Directive: Look at the entries below and reproduce them exactly.

Given records:

◇ ◇ ◇

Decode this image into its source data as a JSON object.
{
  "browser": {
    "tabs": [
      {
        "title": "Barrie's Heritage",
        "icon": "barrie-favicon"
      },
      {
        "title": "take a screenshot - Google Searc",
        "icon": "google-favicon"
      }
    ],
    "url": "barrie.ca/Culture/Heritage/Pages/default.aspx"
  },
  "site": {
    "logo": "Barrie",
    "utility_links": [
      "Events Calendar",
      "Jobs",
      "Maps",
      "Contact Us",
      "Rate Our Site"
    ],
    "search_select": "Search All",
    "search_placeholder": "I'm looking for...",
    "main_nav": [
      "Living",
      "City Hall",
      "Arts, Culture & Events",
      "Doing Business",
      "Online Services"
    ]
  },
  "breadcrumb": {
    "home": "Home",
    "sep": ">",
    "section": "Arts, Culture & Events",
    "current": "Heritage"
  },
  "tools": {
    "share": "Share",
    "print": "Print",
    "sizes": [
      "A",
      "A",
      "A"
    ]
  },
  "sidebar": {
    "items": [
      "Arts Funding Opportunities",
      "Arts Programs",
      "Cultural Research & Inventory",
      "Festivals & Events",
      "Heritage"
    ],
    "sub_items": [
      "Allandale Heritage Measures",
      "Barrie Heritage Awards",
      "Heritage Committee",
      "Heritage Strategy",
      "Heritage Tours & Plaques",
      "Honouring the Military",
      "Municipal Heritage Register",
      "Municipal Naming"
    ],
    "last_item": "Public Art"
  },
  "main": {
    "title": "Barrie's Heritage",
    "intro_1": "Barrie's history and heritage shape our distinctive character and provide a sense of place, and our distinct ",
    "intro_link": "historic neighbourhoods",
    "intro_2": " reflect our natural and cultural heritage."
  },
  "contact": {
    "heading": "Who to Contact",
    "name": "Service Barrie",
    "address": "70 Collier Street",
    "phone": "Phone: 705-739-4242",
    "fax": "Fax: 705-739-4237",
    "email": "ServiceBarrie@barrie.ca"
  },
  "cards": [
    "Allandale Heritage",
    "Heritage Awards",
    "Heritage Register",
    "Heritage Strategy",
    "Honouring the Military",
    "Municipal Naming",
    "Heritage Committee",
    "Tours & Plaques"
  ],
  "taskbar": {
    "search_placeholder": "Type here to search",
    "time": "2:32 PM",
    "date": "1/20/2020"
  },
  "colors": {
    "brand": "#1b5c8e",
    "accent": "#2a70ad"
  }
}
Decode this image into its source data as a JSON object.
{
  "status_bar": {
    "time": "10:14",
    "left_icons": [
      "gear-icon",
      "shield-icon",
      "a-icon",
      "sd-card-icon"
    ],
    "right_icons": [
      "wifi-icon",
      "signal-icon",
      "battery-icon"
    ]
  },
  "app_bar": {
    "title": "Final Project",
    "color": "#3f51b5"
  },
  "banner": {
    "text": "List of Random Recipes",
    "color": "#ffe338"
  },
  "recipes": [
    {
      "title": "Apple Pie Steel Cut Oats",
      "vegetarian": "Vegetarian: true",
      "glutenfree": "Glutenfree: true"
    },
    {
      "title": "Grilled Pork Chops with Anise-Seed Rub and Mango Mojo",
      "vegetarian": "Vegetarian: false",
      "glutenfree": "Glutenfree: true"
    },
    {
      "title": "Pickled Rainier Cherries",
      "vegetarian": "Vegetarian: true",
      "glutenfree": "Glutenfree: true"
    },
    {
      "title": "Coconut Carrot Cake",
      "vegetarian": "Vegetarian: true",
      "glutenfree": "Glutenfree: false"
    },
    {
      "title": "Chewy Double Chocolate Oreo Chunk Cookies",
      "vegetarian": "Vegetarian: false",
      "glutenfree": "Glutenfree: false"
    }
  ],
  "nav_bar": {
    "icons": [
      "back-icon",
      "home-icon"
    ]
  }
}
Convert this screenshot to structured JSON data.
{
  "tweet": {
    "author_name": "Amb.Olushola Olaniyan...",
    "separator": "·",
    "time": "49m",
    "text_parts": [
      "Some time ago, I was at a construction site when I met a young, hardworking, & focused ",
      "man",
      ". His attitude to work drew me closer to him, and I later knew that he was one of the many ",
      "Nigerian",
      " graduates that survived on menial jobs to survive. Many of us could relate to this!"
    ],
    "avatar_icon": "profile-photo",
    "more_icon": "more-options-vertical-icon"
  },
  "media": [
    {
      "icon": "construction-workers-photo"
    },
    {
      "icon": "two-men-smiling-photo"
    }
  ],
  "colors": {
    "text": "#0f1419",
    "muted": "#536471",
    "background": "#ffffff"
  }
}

◇ ◇ ◇

Task response:
Decode this image into its source data as a JSON object.
{
  "browser": {
    "tabs": [
      {
        "title": "Barrie's Heritage",
        "icon": "barrie-favicon"
      },
      {
        "title": "take a screenshot - Google Searc",
        "icon": "google-favicon"
      }
    ],
    "url": "barrie.ca/Culture/Heritage/Pages/default.aspx"
  },
  "site": {
    "logo": "Barrie",
    "utility_links": [
      "Events Calendar",
      "Jobs",
      "Maps",
      "Contact Us",
      "Rate Our Site"
    ],
    "search_select": "Search All",
    "search_placeholder": "I'm looking for...",
    "main_nav": [
      "Living",
      "City Hall",
      "Arts, Culture & Events",
      "Doing Business",
      "Online Services"
    ]
  },
  "breadcrumb": {
    "home": "Home",
    "sep": ">",
    "section": "Arts, Culture & Events",
    "current": "Heritage"
  },
  "tools": {
    "share": "Share",
    "print": "Print",
    "sizes": [
      "A",
      "A",
      "A"
    ]
  },
  "sidebar": {
    "items": [
      "Arts Funding Opportunities",
      "Arts Programs",
      "Cultural Research & Inventory",
      "Festivals & Events",
      "Heritage"
    ],
    "sub_items": [
      "Allandale Heritage Measures",
      "Barrie Heritage Awards",
      "Heritage Committee",
      "Heritage Strategy",
      "Heritage Tours & Plaques",
      "Honouring the Military",
      "Municipal Heritage Register",
      "Municipal Naming"
    ],
    "last_item": "Public Art"
  },
  "main": {
    "title": "Barrie's Heritage",
    "intro_1": "Barrie's history and heritage shape our distinctive character and provide a sense of place, and our distinct ",
    "intro_link": "historic neighbourhoods",
    "intro_2": " reflect our natural and cultural heritage."
  },
  "contact": {
    "heading": "Who to Contact",
    "name": "Service Barrie",
    "address": "70 Collier Street",
    "phone": "Phone: 705-739-4242",
    "fax": "Fax: 705-739-4237",
    "email": "ServiceBarrie@barrie.ca"
  },
  "cards": [
    "Allandale Heritage",
    "Heritage Awards",
    "Heritage Register",
    "Heritage Strategy",
    "Honouring the Military",
    "Municipal Naming",
    "Heritage Committee",
    "Tours & Plaques"
  ],
  "taskbar": {
    "search_placeholder": "Type here to search",
    "time": "2:32 PM",
    "date": "1/20/2020"
  },
  "colors": {
    "brand": "#1b5c8e",
    "accent": "#2a70ad"
  }
}
Decode this image into its source data as a JSON object.
{
  "status_bar": {
    "time": "10:14",
    "left_icons": [
      "gear-icon",
      "shield-icon",
      "a-icon",
      "sd-card-icon"
    ],
    "right_icons": [
      "wifi-icon",
      "signal-icon",
      "battery-icon"
    ]
  },
  "app_bar": {
    "title": "Final Project",
    "color": "#3f51b5"
  },
  "banner": {
    "text": "List of Random Recipes",
    "color": "#ffe338"
  },
  "recipes": [
    {
      "title": "Apple Pie Steel Cut Oats",
      "vegetarian": "Vegetarian: true",
      "glutenfree": "Glutenfree: true"
    },
    {
      "title": "Grilled Pork Chops with Anise-Seed Rub and Mango Mojo",
      "vegetarian": "Vegetarian: false",
      "glutenfree": "Glutenfree: true"
    },
    {
      "title": "Pickled Rainier Cherries",
      "vegetarian": "Vegetarian: true",
      "glutenfree": "Glutenfree: true"
    },
    {
      "title": "Coconut Carrot Cake",
      "vegetarian": "Vegetarian: true",
      "glutenfree": "Glutenfree: false"
    },
    {
      "title": "Chewy Double Chocolate Oreo Chunk Cookies",
      "vegetarian": "Vegetarian: false",
      "glutenfree": "Glutenfree: false"
    }
  ],
  "nav_bar": {
    "icons": [
      "back-icon",
      "home-icon"
    ]
  }
}
Convert this screenshot to structured JSON data.
{
  "tweet": {
    "author_name": "Amb.Olushola Olaniyan...",
    "separator": "·",
    "time": "49m",
    "text_parts": [
      "Some time ago, I was at a construction site when I met a young, hardworking, & focused ",
      "man",
      ". His attitude to work drew me closer to him, and I later knew that he was one of the many ",
      "Nigerian",
      " graduates that survived on menial jobs to survive. Many of us could relate to this!"
    ],
    "avatar_icon": "profile-photo",
    "more_icon": "more-options-vertical-icon"
  },
  "media": [
    {
      "icon": "construction-workers-photo"
    },
    {
      "icon": "two-men-smiling-photo"
    }
  ],
  "colors": {
    "text": "#0f1419",
    "muted": "#536471",
    "background": "#ffffff"
  }
}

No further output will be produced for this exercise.